DIRECTIVE:
Lines holding the string "سلمة" are the ones to copy; find them all in the data.

INFORMATION GIVEN:
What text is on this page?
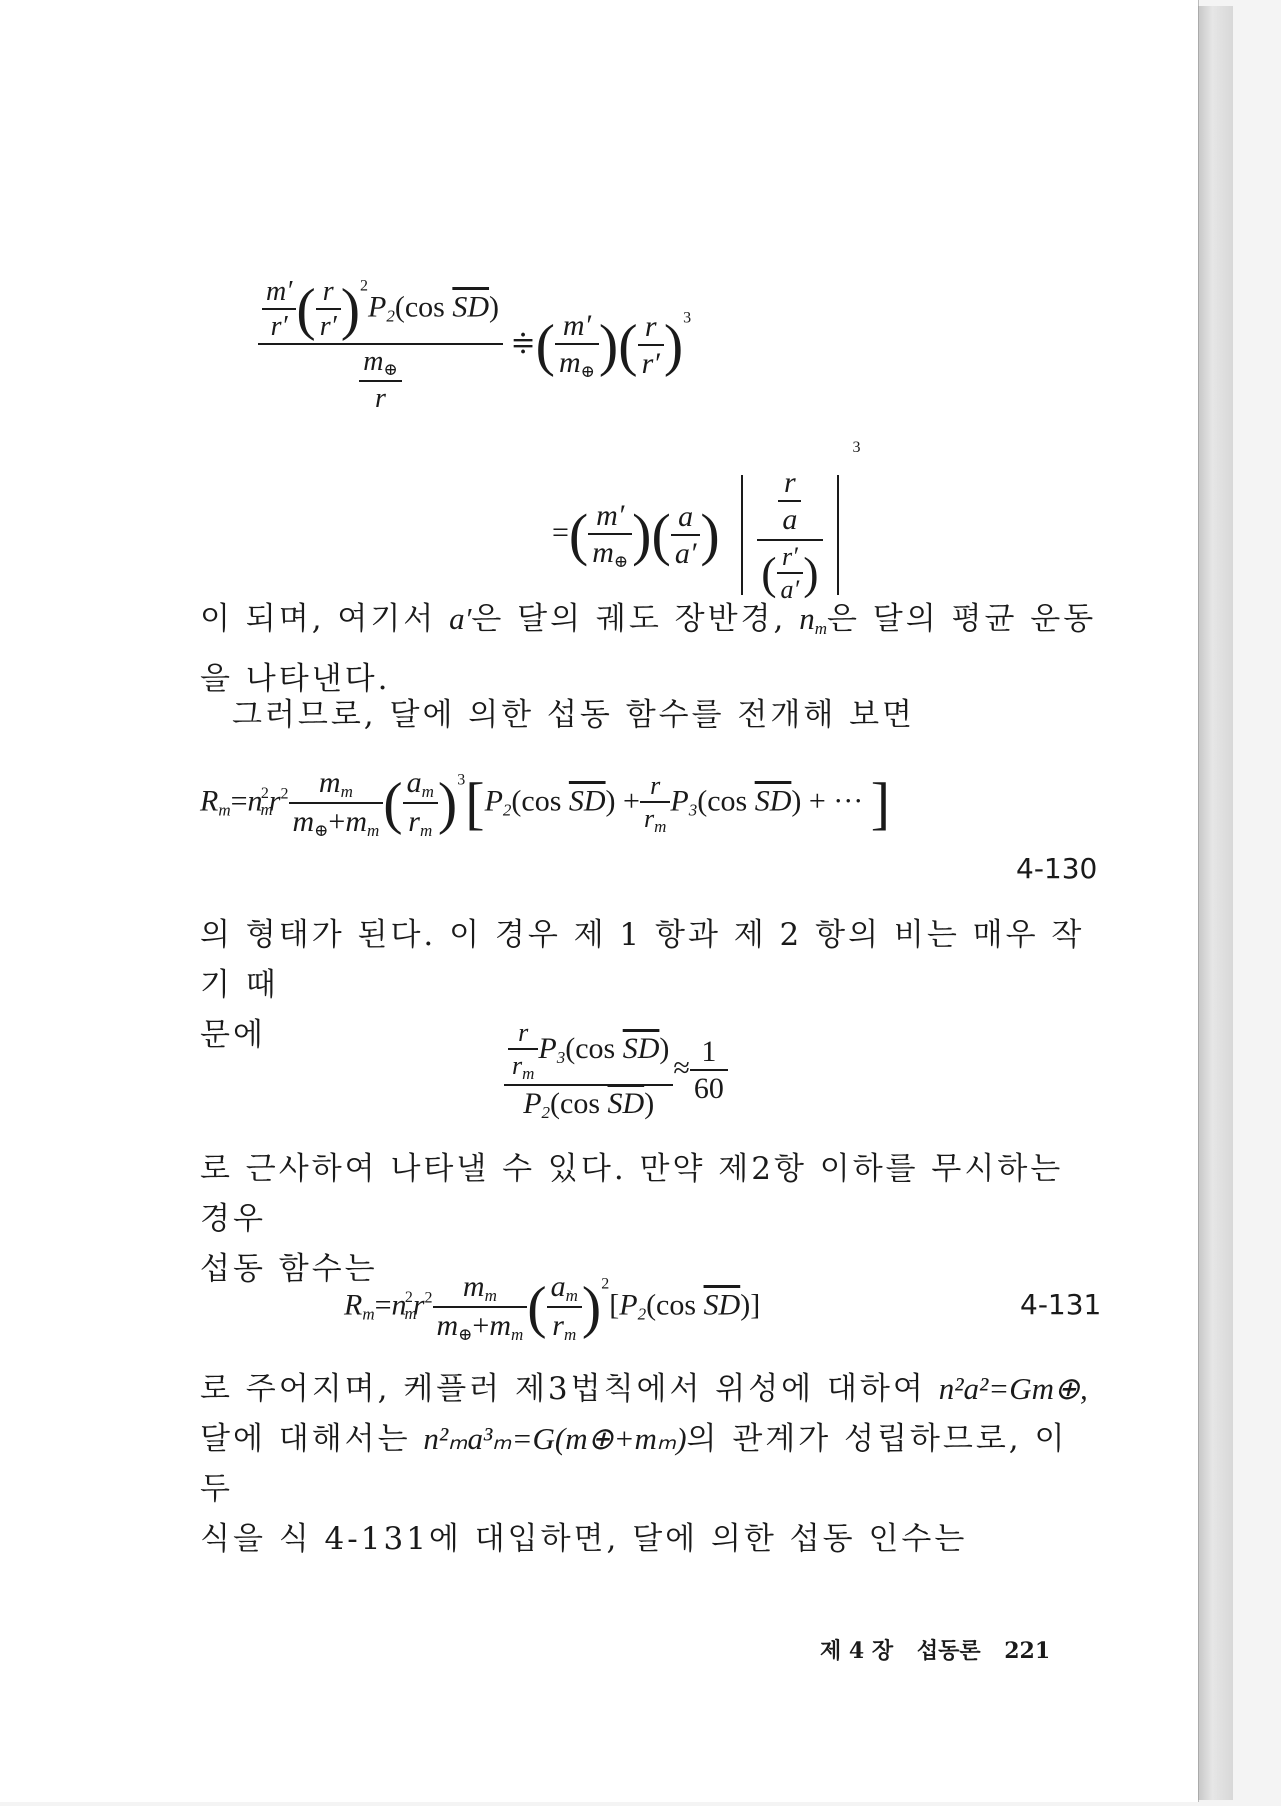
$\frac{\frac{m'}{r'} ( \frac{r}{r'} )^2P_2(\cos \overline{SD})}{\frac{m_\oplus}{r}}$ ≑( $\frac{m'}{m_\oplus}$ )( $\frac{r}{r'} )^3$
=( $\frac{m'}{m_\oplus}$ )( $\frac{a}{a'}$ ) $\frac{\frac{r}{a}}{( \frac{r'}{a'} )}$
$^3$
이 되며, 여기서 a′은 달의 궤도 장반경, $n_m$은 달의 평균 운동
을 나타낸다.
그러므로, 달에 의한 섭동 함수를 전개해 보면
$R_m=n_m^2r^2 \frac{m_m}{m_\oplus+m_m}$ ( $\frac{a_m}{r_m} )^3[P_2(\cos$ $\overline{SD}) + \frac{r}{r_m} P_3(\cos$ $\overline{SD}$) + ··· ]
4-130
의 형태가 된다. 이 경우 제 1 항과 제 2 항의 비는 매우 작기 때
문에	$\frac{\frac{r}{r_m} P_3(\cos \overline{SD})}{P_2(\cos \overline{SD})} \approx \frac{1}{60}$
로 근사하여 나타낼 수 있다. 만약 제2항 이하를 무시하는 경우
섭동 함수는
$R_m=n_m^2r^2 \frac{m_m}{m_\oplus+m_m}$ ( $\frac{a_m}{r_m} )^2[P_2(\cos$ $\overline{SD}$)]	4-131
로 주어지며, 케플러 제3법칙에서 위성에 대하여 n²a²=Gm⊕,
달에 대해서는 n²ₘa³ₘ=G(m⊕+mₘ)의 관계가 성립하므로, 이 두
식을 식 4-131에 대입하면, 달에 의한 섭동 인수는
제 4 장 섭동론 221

---

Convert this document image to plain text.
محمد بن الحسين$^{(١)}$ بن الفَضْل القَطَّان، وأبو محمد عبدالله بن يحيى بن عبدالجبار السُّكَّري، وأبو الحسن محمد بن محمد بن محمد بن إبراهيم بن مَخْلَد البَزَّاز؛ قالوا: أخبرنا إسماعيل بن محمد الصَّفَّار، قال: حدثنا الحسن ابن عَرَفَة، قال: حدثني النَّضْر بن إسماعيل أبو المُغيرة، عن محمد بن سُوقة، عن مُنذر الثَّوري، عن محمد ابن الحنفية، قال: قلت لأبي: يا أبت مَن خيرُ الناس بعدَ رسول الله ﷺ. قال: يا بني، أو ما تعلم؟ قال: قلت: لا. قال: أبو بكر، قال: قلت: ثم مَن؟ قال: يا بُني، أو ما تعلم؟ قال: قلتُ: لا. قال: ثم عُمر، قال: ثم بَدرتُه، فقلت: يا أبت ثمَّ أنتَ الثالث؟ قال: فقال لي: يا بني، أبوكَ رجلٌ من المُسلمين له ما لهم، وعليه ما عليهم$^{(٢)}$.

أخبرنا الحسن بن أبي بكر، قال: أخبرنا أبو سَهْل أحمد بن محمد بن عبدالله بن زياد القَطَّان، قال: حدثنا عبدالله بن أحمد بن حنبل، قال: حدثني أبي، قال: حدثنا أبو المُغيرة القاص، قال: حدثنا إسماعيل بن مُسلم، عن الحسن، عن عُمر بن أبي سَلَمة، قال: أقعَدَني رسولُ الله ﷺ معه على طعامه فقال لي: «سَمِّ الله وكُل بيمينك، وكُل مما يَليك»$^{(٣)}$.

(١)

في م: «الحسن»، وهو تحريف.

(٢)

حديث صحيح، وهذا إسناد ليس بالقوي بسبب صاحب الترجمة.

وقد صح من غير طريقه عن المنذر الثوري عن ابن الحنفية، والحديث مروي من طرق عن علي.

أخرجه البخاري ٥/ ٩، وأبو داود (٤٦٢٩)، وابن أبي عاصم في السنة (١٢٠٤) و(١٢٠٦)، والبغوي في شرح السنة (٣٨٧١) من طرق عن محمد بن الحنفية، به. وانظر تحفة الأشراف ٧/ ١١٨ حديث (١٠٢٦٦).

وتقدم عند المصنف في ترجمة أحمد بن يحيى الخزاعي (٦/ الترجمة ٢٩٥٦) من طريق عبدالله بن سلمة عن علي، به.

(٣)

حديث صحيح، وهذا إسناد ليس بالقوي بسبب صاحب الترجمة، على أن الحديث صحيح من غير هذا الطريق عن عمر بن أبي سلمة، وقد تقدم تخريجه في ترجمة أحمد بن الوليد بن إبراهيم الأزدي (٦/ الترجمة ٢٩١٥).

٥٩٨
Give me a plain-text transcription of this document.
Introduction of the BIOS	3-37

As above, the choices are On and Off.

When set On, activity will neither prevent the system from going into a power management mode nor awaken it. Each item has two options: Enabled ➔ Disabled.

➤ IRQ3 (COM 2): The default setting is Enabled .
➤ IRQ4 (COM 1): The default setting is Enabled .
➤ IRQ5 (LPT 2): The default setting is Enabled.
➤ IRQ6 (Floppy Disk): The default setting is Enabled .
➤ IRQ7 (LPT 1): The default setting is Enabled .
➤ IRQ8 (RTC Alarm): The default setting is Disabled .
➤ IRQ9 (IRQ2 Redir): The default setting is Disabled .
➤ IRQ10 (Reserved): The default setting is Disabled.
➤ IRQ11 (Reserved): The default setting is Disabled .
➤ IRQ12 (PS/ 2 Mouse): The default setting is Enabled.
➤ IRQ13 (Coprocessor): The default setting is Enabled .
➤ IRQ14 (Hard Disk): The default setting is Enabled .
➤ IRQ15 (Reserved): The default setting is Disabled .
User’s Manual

SOLUTION TO THIS EXERCISE:
وتقدم عند المصنف في ترجمة أحمد بن يحيى الخزاعي (٦/ الترجمة ٢٩٥٦) من طريق عبدالله بن سلمة عن علي، به.
حديث صحيح، وهذا إسناد ليس بالقوي بسبب صاحب الترجمة، على أن الحديث صحيح من غير هذا الطريق عن عمر بن أبي سلمة، وقد تقدم تخريجه في ترجمة أحمد بن الوليد بن إبراهيم الأزدي (٦/ الترجمة ٢٩١٥).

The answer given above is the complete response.